▶ [GOAL OF THE EXERCISE]
Return all of the entries exactly, with nothing added or left out.
------ WORKING DATA
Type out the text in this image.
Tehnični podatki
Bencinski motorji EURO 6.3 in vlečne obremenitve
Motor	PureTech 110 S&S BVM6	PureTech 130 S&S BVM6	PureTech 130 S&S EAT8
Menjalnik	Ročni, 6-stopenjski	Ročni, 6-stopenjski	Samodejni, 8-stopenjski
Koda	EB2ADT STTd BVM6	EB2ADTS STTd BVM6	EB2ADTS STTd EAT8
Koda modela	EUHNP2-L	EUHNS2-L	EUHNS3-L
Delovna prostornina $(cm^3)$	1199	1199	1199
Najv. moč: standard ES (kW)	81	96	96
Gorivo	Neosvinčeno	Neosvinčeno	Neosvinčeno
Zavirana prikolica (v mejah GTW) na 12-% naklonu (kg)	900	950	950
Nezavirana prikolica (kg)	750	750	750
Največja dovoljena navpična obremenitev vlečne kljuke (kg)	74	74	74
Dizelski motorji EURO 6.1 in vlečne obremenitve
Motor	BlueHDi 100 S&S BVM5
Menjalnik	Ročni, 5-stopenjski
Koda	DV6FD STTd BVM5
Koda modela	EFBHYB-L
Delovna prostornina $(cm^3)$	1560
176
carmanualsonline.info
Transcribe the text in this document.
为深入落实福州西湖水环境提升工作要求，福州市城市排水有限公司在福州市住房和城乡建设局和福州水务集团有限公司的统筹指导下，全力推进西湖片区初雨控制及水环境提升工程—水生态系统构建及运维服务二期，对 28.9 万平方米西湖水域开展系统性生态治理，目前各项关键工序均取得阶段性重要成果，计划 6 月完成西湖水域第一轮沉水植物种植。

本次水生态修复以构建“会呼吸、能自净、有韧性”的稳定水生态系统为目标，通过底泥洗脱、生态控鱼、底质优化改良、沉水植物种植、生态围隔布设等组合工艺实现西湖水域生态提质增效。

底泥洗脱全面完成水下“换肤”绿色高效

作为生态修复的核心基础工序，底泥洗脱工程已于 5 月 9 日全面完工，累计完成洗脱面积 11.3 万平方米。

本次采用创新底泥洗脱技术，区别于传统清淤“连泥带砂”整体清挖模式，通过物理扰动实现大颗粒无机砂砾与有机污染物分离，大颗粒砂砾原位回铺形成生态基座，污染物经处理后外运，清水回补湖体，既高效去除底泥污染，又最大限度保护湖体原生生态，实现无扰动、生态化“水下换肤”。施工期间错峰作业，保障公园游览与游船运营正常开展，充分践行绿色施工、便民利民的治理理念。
------------
▶ [FULL RESPONSE]
Type out the text in this image.
Tehnični podatki
Bencinski motorji EURO 6.3 in vlečne obremenitve
Motor	PureTech 110 S&S BVM6	PureTech 130 S&S BVM6	PureTech 130 S&S EAT8
Menjalnik	Ročni, 6-stopenjski	Ročni, 6-stopenjski	Samodejni, 8-stopenjski
Koda	EB2ADT STTd BVM6	EB2ADTS STTd BVM6	EB2ADTS STTd EAT8
Koda modela	EUHNP2-L	EUHNS2-L	EUHNS3-L
Delovna prostornina $(cm^3)$	1199	1199	1199
Najv. moč: standard ES (kW)	81	96	96
Gorivo	Neosvinčeno	Neosvinčeno	Neosvinčeno
Zavirana prikolica (v mejah GTW) na 12-% naklonu (kg)	900	950	950
Nezavirana prikolica (kg)	750	750	750
Največja dovoljena navpična obremenitev vlečne kljuke (kg)	74	74	74
Dizelski motorji EURO 6.1 in vlečne obremenitve
Motor	BlueHDi 100 S&S BVM5
Menjalnik	Ročni, 5-stopenjski
Koda	DV6FD STTd BVM5
Koda modela	EFBHYB-L
Delovna prostornina $(cm^3)$	1560
176
carmanualsonline.info
Transcribe the text in this document.
为深入落实福州西湖水环境提升工作要求，福州市城市排水有限公司在福州市住房和城乡建设局和福州水务集团有限公司的统筹指导下，全力推进西湖片区初雨控制及水环境提升工程—水生态系统构建及运维服务二期，对 28.9 万平方米西湖水域开展系统性生态治理，目前各项关键工序均取得阶段性重要成果，计划 6 月完成西湖水域第一轮沉水植物种植。

本次水生态修复以构建“会呼吸、能自净、有韧性”的稳定水生态系统为目标，通过底泥洗脱、生态控鱼、底质优化改良、沉水植物种植、生态围隔布设等组合工艺实现西湖水域生态提质增效。

底泥洗脱全面完成水下“换肤”绿色高效

作为生态修复的核心基础工序，底泥洗脱工程已于 5 月 9 日全面完工，累计完成洗脱面积 11.3 万平方米。

本次采用创新底泥洗脱技术，区别于传统清淤“连泥带砂”整体清挖模式，通过物理扰动实现大颗粒无机砂砾与有机污染物分离，大颗粒砂砾原位回铺形成生态基座，污染物经处理后外运，清水回补湖体，既高效去除底泥污染，又最大限度保护湖体原生生态，实现无扰动、生态化“水下换肤”。施工期间错峰作业，保障公园游览与游船运营正常开展，充分践行绿色施工、便民利民的治理理念。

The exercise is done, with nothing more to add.